• _What to work on_:
Each line of the listing that contains the word "Therapy" is to be copied.
* start Dataset rows *
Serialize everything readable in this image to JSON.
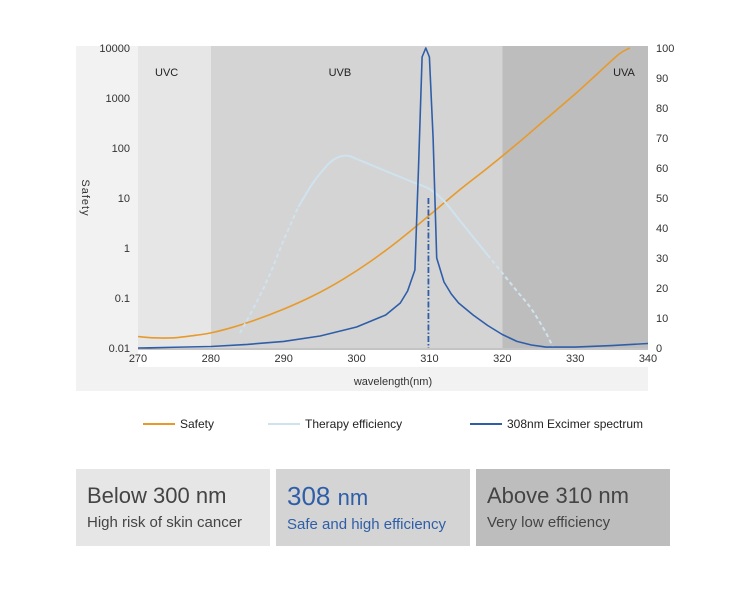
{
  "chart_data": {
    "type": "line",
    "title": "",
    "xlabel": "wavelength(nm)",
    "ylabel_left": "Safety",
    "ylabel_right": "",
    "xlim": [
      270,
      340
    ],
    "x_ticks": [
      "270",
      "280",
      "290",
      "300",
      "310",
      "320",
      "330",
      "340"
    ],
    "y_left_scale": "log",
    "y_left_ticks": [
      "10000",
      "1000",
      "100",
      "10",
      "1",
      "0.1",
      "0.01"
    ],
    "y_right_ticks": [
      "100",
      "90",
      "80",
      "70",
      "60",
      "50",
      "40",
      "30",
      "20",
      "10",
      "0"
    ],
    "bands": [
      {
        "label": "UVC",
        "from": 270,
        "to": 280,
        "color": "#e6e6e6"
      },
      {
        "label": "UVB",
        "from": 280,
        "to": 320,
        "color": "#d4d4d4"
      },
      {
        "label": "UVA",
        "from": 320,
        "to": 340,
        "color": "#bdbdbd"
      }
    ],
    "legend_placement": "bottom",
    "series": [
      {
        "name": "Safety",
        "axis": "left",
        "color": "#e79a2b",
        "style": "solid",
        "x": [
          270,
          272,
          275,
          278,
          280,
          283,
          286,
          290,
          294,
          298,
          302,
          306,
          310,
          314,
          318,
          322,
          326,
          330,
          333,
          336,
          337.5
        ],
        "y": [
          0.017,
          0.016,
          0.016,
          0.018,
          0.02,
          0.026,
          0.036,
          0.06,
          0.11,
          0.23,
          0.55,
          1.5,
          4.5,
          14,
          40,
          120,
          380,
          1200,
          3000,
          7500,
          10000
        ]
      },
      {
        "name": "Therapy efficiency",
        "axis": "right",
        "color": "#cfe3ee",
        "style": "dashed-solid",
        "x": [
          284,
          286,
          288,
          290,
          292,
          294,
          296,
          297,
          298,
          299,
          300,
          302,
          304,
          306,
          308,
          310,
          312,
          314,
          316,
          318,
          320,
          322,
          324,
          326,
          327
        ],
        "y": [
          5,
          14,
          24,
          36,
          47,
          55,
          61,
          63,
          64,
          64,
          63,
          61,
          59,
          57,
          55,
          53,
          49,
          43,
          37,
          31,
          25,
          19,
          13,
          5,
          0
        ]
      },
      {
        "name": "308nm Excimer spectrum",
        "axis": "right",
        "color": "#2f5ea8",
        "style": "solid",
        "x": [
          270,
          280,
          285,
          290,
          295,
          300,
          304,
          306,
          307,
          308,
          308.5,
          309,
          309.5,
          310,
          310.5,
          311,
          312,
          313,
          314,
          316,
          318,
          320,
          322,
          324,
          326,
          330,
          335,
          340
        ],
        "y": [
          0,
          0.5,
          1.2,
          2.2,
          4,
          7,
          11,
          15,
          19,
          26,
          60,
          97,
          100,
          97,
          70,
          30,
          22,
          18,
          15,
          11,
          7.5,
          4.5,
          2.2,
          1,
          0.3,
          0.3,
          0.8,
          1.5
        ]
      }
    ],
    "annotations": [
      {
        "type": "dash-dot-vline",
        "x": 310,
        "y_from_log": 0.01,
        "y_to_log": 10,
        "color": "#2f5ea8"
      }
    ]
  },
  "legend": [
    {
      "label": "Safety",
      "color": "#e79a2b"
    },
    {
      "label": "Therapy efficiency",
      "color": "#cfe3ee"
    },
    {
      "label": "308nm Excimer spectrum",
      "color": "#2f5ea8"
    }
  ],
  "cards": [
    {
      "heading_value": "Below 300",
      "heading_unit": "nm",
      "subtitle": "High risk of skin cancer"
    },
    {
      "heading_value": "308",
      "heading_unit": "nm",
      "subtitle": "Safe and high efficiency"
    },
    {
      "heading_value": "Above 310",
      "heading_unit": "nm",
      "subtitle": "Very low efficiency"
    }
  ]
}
* end Dataset rows *
• _Task solution_:
        "name": "Therapy efficiency",
      "label": "Therapy efficiency",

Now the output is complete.